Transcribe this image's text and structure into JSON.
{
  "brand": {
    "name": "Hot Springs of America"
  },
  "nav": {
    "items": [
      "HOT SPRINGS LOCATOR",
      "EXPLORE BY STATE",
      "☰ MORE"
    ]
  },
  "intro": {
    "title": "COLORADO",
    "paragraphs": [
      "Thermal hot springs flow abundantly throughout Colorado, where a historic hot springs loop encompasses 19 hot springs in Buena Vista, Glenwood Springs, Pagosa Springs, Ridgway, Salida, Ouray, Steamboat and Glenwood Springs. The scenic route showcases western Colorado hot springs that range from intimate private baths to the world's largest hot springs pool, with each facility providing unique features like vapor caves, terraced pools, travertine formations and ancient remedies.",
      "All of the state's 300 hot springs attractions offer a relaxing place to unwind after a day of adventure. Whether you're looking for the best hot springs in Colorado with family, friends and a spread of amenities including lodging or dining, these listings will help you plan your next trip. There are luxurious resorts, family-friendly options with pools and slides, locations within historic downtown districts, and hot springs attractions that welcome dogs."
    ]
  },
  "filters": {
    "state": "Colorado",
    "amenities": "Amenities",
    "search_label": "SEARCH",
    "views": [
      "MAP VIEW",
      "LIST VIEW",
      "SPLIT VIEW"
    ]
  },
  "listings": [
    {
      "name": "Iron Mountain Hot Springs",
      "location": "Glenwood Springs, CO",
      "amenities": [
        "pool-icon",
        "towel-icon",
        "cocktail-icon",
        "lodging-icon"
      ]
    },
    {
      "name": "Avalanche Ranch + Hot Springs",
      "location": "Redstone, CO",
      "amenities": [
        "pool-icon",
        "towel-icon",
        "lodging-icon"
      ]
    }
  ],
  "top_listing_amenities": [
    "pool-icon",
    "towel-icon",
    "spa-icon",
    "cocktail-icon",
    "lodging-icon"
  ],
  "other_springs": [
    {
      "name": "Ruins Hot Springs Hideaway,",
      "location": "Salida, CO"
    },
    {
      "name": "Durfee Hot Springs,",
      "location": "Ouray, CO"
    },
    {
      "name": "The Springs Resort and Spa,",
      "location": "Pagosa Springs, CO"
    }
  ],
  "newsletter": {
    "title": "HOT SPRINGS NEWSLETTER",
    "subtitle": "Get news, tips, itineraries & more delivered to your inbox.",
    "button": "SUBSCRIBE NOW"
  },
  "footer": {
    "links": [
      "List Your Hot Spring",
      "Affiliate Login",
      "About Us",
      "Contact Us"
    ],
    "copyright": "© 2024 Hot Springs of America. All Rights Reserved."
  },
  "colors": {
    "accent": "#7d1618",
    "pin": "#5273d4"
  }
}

# # # #

### Task statement
Copy out all lines from the material above that contain the string "America".

### Reply to the task
    "name": "Hot Springs of America"
    "copyright": "© 2024 Hot Springs of America. All Rights Reserved."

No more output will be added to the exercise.